# [Document]
▼▼▼
In allegations made in a quo warranto petition, the State or relator, as plaintiffs, must allege several facts, foremost of which is the act of usurpation and possession of defendant, and show that such usurpation and possession are still being illegally usurped by the latter. Even if unnecessary facts are pleaded, right of redress will not be prejudiced as long as the information presents facts sufficient to constitute a cause of action.39 It must be emphasized that particularity of facts is only considered when the proceeding is filed against a corporation to forfeit its franchise for nonuser or misuser.40
On the other hand, defendant, in his Answer, must already plead facts showing his valid title to the office as the State is not bound to show anything. Likewise, it is not sufficient to merely claim that the relator is not entitled to the office, the defendant is still called upon to show by what authority he exercises the functions of the office he holds. Otherwise, the State is entitled to a judgment of ouster.41 Indeed, the defendant cannot escape the legal consequences for failure to justify his title by reason of the fact that the right or title of the relator may not be sufficient. 42
Further, the sufficiency of the information is measured by the rules applicable to civil cases. Sufficiency of matters will not be examined when no timely objection is made, the matters are not preserved for consideration, and are considered waived when respondent answers.43
Previously, the practice was to reverse the ordinary rule of pleading and charge nothing specifically on behalf of the State. It was respondent's task to prove his right to the franchise or office, otherwise judgment went against him. Today, the practice is to set forth in the information in some detail the facts relied upon to show the intrusion, misuser or nonuser complained of. 44
Quo warranto proceedings are regarded as civil actions, and as such, the general rules of civil actions are readily applicable. Nonetheless, jurisprudence evinces the fact that some civil law principles are not applied in quo warranto proceedings, such as burden of proof and prescription, when the petition is filed by the Attorney General, or in the case of the Philippines, the Solicitor General.
▲▲▲
# [What you need to do]
1/ In the passage on quo warranto pleading, what is the State entitled to if the defendant does not show by what authority he exercises the functions of the office?
2/ The passage on quo warranto pleading describes current practice for the information. List every kind of complaint that its facts are set forth to show.

# [Supplied information]
▼▼▼
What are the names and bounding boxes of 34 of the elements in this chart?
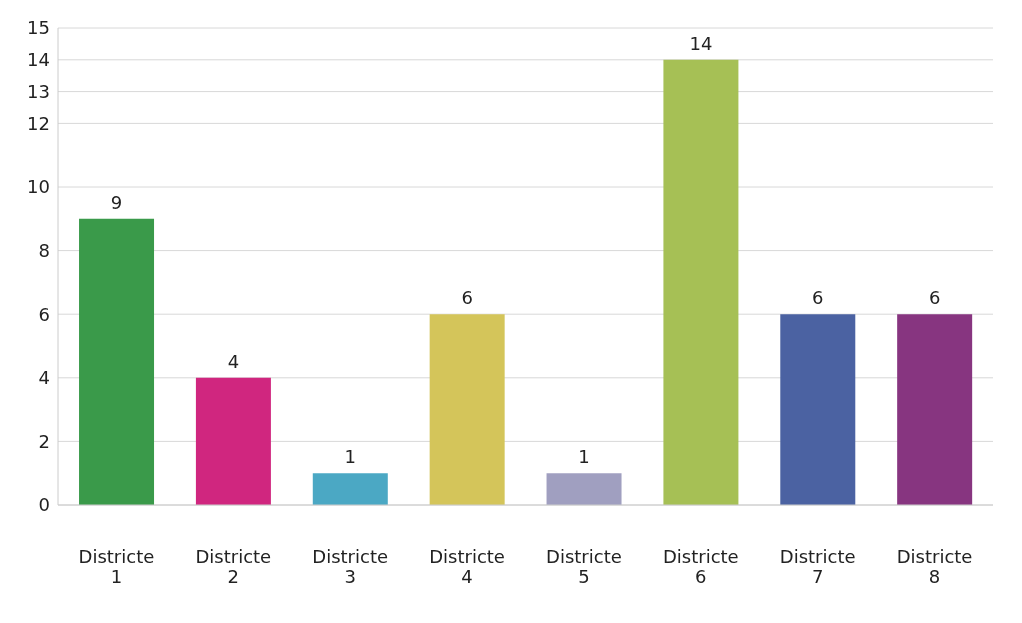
▲▲▲
# [Responses to the exercise]
1/ A judgment of ouster.

2/ The intrusion, misuser, or nonuser complained of.